[START Entries shown]

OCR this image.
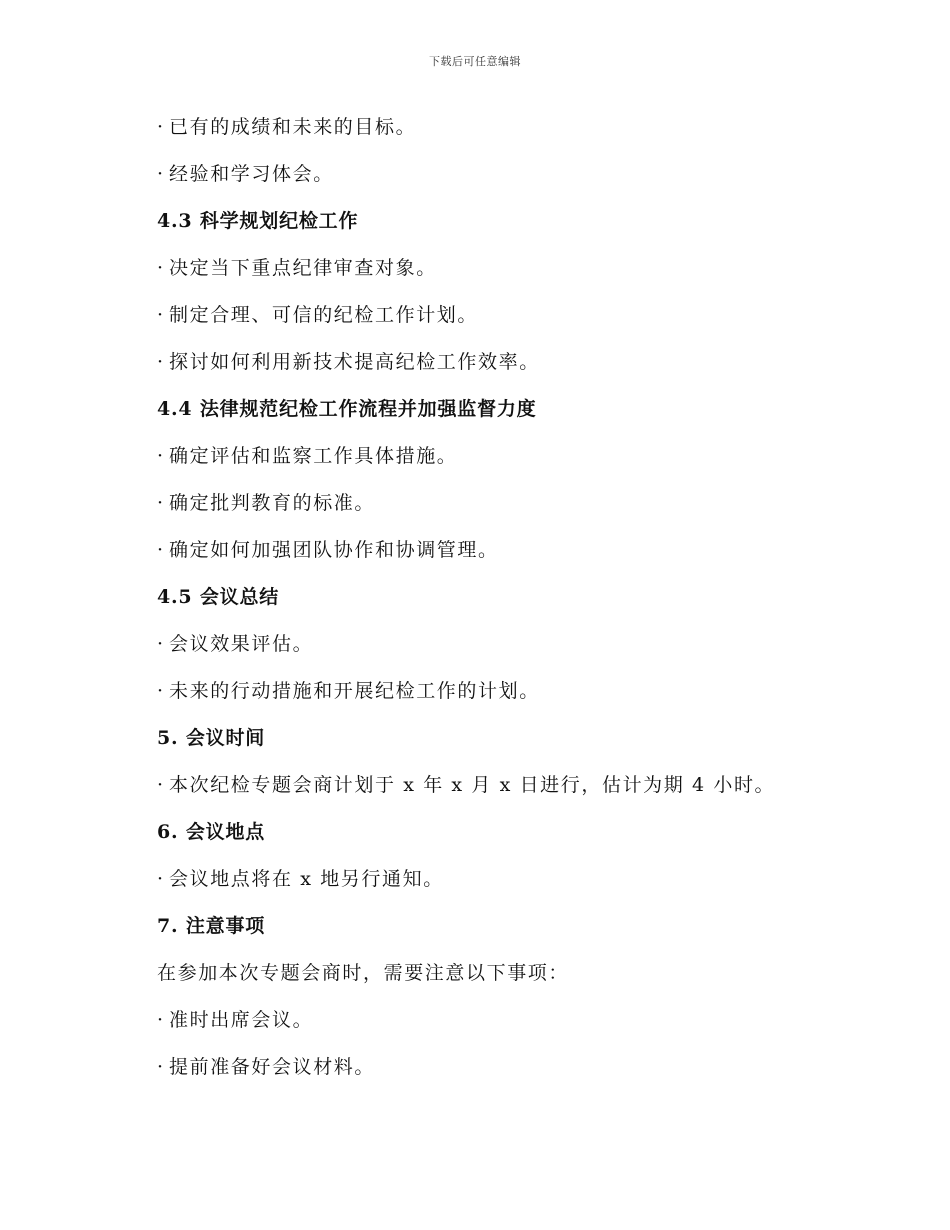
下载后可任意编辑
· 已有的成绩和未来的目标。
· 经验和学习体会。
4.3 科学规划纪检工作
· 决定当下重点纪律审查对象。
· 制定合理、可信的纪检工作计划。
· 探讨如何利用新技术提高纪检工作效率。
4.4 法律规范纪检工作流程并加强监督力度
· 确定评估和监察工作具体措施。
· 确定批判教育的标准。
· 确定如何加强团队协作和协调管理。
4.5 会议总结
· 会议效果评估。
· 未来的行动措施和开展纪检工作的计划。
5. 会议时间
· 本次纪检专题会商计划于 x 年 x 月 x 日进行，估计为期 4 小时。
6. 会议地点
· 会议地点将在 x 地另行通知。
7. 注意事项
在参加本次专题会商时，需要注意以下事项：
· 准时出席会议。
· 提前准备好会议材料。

[END Entries shown]

▶ **Your objective**:
Your task is to transcribe all of the records precisely, with no images included.

▶ **Task response**:
OCR this image.
下载后可任意编辑
· 已有的成绩和未来的目标。
· 经验和学习体会。
4.3 科学规划纪检工作
· 决定当下重点纪律审查对象。
· 制定合理、可信的纪检工作计划。
· 探讨如何利用新技术提高纪检工作效率。
4.4 法律规范纪检工作流程并加强监督力度
· 确定评估和监察工作具体措施。
· 确定批判教育的标准。
· 确定如何加强团队协作和协调管理。
4.5 会议总结
· 会议效果评估。
· 未来的行动措施和开展纪检工作的计划。
5. 会议时间
· 本次纪检专题会商计划于 x 年 x 月 x 日进行，估计为期 4 小时。
6. 会议地点
· 会议地点将在 x 地另行通知。
7. 注意事项
在参加本次专题会商时，需要注意以下事项：
· 准时出席会议。
· 提前准备好会议材料。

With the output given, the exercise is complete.